#### Stored entries

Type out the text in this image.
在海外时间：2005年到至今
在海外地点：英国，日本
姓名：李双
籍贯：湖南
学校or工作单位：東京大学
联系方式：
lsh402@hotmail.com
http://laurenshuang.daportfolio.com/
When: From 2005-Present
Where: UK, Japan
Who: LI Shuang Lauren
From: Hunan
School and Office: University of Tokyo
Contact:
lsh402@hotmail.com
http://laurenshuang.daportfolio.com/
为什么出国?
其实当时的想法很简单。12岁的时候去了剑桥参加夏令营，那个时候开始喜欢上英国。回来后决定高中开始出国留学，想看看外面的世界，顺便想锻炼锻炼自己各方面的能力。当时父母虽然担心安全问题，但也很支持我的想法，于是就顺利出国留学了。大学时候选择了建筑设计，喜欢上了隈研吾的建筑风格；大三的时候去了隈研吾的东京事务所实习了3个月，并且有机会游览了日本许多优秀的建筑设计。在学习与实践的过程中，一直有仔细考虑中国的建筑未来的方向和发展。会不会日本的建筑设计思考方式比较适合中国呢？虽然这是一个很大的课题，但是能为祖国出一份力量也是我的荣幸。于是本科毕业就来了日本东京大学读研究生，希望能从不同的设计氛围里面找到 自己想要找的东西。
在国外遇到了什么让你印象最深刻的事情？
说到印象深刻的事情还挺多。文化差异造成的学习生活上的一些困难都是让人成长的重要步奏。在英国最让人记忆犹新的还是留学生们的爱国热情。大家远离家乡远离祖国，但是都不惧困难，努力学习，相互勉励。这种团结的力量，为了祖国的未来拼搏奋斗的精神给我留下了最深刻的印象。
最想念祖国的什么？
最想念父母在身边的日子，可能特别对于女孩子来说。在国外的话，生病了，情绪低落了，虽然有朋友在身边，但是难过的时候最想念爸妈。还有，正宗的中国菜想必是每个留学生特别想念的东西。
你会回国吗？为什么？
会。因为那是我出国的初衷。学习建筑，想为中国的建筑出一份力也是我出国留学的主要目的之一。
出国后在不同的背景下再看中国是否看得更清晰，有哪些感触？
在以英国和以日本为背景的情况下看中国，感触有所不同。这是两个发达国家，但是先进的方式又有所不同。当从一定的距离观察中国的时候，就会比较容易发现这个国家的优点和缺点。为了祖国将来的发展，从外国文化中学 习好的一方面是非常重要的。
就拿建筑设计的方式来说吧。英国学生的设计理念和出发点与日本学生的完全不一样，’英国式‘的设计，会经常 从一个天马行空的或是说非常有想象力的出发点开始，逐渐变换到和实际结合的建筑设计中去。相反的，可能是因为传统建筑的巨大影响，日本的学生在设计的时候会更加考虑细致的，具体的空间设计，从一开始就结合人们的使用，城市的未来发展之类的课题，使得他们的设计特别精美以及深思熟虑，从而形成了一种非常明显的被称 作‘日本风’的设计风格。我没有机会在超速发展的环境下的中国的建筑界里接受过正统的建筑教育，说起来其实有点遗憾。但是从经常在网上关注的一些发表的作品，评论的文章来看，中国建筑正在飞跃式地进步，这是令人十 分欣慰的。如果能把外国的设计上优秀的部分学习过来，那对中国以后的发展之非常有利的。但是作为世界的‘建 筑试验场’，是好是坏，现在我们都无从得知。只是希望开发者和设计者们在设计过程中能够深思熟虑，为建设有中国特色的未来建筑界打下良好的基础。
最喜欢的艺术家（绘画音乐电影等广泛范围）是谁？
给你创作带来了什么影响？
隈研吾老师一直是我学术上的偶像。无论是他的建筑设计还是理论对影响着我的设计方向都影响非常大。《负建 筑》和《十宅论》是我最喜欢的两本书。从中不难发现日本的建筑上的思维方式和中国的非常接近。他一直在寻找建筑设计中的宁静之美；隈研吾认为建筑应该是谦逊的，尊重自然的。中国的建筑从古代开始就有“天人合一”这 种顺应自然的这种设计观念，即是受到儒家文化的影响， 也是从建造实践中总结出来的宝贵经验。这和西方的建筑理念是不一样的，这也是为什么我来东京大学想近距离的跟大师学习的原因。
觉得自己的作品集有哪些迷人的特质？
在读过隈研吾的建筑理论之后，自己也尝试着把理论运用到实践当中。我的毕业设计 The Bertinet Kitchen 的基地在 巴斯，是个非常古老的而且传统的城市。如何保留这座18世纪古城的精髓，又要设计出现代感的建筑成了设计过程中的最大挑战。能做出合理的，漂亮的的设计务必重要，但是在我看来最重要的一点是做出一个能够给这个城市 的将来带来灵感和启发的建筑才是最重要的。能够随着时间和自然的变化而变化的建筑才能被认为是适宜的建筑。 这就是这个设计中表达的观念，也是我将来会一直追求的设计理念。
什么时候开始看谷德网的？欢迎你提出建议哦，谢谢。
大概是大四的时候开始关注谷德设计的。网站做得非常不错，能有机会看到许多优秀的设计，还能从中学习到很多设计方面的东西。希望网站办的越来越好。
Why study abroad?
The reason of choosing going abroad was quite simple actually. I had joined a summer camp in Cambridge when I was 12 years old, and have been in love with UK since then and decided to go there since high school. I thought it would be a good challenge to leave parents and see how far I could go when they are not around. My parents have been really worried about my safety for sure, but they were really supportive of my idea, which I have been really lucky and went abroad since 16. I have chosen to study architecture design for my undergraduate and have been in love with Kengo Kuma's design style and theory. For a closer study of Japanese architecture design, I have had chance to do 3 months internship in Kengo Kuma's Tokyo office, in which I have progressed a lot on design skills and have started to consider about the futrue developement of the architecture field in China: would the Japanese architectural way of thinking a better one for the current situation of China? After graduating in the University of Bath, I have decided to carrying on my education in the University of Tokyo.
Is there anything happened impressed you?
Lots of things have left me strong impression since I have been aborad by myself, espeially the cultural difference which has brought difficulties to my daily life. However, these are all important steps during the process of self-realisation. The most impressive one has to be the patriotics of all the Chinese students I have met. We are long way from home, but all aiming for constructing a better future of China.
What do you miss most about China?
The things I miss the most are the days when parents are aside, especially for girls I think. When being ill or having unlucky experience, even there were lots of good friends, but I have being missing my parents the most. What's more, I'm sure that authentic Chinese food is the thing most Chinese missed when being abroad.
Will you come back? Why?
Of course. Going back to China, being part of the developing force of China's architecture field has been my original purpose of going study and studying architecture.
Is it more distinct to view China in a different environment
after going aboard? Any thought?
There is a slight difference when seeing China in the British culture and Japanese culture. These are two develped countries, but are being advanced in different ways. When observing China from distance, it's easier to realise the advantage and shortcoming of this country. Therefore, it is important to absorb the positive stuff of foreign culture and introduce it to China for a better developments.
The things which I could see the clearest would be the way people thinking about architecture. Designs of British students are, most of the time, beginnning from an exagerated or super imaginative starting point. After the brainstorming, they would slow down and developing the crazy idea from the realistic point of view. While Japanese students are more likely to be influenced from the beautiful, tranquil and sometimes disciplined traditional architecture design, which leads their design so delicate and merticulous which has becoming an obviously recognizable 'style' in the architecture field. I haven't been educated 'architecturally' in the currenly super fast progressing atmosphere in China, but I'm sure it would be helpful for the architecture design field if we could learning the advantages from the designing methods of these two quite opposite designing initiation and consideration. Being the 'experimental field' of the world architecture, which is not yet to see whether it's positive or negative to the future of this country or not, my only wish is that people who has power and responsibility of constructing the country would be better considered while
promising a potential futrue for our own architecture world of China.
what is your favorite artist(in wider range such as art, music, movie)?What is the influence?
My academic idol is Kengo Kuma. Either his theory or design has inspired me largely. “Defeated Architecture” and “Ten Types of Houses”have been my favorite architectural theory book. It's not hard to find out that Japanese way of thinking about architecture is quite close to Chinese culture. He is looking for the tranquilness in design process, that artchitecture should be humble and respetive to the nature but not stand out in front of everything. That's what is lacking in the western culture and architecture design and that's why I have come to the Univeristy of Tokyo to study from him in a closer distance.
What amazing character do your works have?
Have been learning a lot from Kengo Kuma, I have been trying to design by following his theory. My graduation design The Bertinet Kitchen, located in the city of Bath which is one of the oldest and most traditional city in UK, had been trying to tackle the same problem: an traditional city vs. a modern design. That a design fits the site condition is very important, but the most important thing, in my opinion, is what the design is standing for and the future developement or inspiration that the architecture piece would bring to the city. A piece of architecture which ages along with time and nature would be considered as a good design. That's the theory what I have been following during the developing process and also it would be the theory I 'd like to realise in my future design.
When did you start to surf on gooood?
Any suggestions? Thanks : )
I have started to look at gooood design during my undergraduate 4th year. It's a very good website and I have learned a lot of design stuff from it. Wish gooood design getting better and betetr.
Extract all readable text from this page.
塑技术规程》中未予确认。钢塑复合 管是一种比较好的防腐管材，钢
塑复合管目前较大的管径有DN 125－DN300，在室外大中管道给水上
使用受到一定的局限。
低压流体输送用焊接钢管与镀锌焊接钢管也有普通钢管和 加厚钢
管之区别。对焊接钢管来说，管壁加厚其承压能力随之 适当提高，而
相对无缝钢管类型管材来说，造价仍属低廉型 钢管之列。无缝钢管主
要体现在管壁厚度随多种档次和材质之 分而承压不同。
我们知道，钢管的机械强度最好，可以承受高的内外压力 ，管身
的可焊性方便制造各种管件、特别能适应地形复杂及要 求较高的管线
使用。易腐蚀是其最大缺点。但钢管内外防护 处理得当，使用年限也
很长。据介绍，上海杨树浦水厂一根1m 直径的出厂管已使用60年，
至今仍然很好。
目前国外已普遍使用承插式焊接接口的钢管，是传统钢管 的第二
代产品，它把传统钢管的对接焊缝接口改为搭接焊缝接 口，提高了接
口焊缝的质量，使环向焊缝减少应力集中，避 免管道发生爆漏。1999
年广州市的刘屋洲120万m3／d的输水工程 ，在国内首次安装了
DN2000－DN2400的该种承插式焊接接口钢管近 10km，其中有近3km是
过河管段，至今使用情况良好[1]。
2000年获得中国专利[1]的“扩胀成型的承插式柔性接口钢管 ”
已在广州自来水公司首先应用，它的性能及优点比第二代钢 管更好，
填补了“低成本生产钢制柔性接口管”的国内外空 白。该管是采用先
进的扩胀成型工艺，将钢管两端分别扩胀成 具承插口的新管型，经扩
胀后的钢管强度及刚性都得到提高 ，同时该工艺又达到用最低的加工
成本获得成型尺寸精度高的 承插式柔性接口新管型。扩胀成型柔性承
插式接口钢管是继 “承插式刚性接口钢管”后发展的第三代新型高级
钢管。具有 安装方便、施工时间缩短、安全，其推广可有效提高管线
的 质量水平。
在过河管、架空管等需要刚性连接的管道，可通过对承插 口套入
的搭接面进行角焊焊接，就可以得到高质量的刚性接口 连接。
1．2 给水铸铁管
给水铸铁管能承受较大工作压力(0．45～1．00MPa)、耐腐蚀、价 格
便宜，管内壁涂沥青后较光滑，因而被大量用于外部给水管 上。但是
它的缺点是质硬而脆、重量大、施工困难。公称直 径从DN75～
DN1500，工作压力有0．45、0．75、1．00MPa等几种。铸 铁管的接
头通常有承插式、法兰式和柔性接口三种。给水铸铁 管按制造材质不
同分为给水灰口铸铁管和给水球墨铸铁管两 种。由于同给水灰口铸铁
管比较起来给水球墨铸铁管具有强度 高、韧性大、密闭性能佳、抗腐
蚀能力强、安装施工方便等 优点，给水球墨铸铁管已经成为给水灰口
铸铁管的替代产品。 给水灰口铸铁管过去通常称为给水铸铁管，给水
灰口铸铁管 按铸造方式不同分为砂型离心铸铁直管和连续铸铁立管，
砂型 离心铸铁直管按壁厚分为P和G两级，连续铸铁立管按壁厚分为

#### Given problem
Copy all lines from the listing that contain "Chinese".

#### Reply
Lots of things have left me strong impression since I have been aborad by myself, espeially the cultural difference which has brought difficulties to my daily life. However, these are all important steps during the process of self-realisation. The most impressive one has to be the patriotics of all the Chinese students I have met. We are long way from home, but all aiming for constructing a better future of China.
The things I miss the most are the days when parents are aside, especially for girls I think. When being ill or having unlucky experience, even there were lots of good friends, but I have being missing my parents the most. What's more, I'm sure that authentic Chinese food is the thing most Chinese missed when being abroad.
My academic idol is Kengo Kuma. Either his theory or design has inspired me largely. “Defeated Architecture” and “Ten Types of Houses”have been my favorite architectural theory book. It's not hard to find out that Japanese way of thinking about architecture is quite close to Chinese culture. He is looking for the tranquilness in design process, that artchitecture should be humble and respetive to the nature but not stand out in front of everything. That's what is lacking in the western culture and architecture design and that's why I have come to the Univeristy of Tokyo to study from him in a closer distance.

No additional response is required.